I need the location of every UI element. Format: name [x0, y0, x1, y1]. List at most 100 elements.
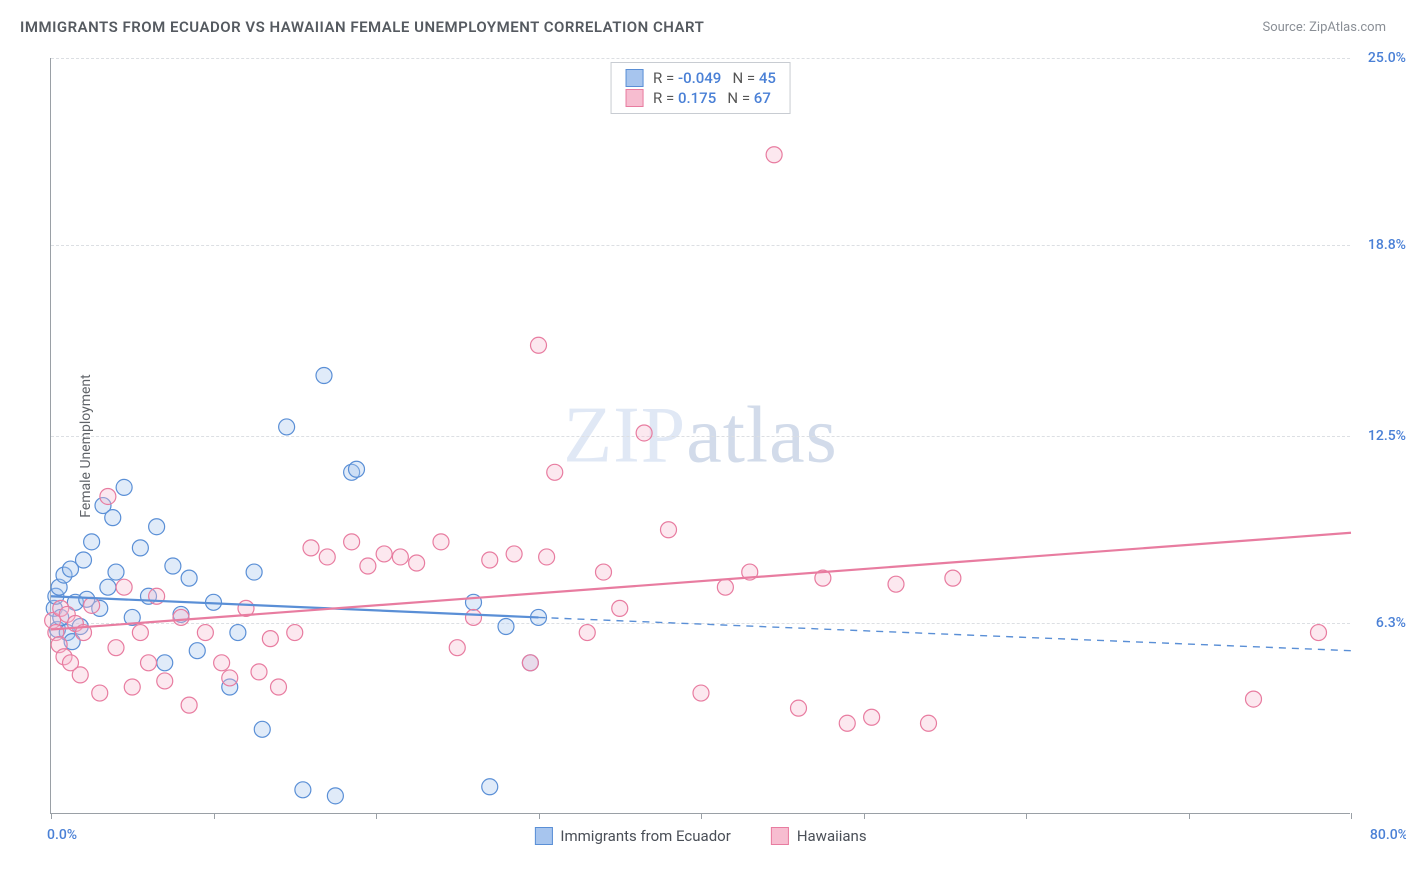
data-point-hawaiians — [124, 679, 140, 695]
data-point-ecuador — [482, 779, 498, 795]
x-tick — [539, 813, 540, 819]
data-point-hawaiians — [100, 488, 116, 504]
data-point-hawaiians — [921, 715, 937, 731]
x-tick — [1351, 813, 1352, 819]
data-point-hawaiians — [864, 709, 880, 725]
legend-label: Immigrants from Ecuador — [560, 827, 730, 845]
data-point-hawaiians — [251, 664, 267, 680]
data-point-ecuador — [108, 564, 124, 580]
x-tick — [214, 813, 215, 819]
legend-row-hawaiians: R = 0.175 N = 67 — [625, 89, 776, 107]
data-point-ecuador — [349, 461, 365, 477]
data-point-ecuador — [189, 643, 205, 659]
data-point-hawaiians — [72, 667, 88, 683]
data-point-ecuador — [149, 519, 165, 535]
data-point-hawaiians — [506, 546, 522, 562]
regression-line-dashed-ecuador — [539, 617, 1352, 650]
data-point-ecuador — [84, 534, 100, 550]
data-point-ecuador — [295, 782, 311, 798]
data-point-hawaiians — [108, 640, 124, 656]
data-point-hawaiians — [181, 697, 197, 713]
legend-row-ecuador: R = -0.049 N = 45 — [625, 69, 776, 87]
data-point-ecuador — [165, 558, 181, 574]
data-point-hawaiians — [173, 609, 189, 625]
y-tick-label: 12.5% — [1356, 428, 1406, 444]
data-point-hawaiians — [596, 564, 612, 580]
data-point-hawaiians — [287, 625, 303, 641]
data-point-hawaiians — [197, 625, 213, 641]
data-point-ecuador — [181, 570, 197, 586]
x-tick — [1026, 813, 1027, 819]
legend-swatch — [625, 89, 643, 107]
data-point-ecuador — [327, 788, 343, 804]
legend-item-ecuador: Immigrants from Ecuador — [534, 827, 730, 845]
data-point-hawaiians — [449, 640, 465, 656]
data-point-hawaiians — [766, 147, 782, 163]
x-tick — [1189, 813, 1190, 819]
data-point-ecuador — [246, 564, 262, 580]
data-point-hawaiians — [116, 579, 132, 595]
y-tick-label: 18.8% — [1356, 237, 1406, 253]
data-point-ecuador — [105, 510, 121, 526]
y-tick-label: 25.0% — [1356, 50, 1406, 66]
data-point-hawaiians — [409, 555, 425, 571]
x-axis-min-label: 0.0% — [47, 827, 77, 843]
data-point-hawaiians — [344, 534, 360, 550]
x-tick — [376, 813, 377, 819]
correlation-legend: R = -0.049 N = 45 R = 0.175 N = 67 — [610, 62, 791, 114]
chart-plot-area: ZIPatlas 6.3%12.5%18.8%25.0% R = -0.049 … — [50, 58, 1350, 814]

----------------------------------------

[AIM OF THE TASK]:
Turn every line of the records above into a JSON list of strings, one string per line, skipping blank lines and leaving out the pictures.

[SOLUTION TO THIS EXERCISE]:
[
  "I need the location of every UI element. Format: name [x0, y0, x1, y1]. List at most 100 elements.",
  "data-point-hawaiians — [124, 679, 140, 695]",
  "data-point-ecuador — [482, 779, 498, 795]",
  "x-tick — [539, 813, 540, 819]",
  "data-point-hawaiians — [100, 488, 116, 504]",
  "data-point-hawaiians — [921, 715, 937, 731]",
  "x-tick — [1351, 813, 1352, 819]",
  "data-point-hawaiians — [864, 709, 880, 725]",
  "legend-label: Immigrants from Ecuador — [560, 827, 730, 845]",
  "data-point-hawaiians — [251, 664, 267, 680]",
  "data-point-ecuador — [108, 564, 124, 580]",
  "x-tick — [214, 813, 215, 819]",
  "legend-row-hawaiians: R = 0.175 N = 67 — [625, 89, 776, 107]",
  "data-point-ecuador — [349, 461, 365, 477]",
  "data-point-ecuador — [189, 643, 205, 659]",
  "data-point-hawaiians — [72, 667, 88, 683]",
  "data-point-ecuador — [149, 519, 165, 535]",
  "data-point-hawaiians — [506, 546, 522, 562]",
  "regression-line-dashed-ecuador — [539, 617, 1352, 650]",
  "data-point-ecuador — [84, 534, 100, 550]",
  "data-point-ecuador — [295, 782, 311, 798]",
  "data-point-hawaiians — [108, 640, 124, 656]",
  "data-point-hawaiians — [181, 697, 197, 713]",
  "legend-row-ecuador: R = -0.049 N = 45 — [625, 69, 776, 87]",
  "data-point-ecuador — [165, 558, 181, 574]",
  "data-point-hawaiians — [173, 609, 189, 625]",
  "y-tick-label: 12.5% — [1356, 428, 1406, 444]",
  "data-point-hawaiians — [596, 564, 612, 580]",
  "data-point-hawaiians — [287, 625, 303, 641]",
  "data-point-hawaiians — [197, 625, 213, 641]",
  "data-point-ecuador — [181, 570, 197, 586]",
  "x-tick — [1026, 813, 1027, 819]",
  "legend-swatch — [625, 89, 643, 107]",
  "data-point-ecuador — [327, 788, 343, 804]",
  "legend-item-ecuador: Immigrants from Ecuador — [534, 827, 730, 845]",
  "data-point-hawaiians — [449, 640, 465, 656]",
  "data-point-hawaiians — [766, 147, 782, 163]",
  "x-tick — [1189, 813, 1190, 819]",
  "data-point-ecuador — [246, 564, 262, 580]",
  "data-point-hawaiians — [116, 579, 132, 595]",
  "y-tick-label: 18.8% — [1356, 237, 1406, 253]",
  "data-point-ecuador — [105, 510, 121, 526]",
  "y-tick-label: 25.0% — [1356, 50, 1406, 66]",
  "data-point-hawaiians — [409, 555, 425, 571]",
  "x-axis-min-label: 0.0% — [47, 827, 77, 843]",
  "data-point-hawaiians — [344, 534, 360, 550]",
  "x-tick — [376, 813, 377, 819]",
  "correlation-legend: R = -0.049 N = 45 R = 0.175 N = 67 — [610, 62, 791, 114]",
  "chart-plot-area: ZIPatlas 6.3%12.5%18.8%25.0% R = -0.049 … — [50, 58, 1350, 814]"
]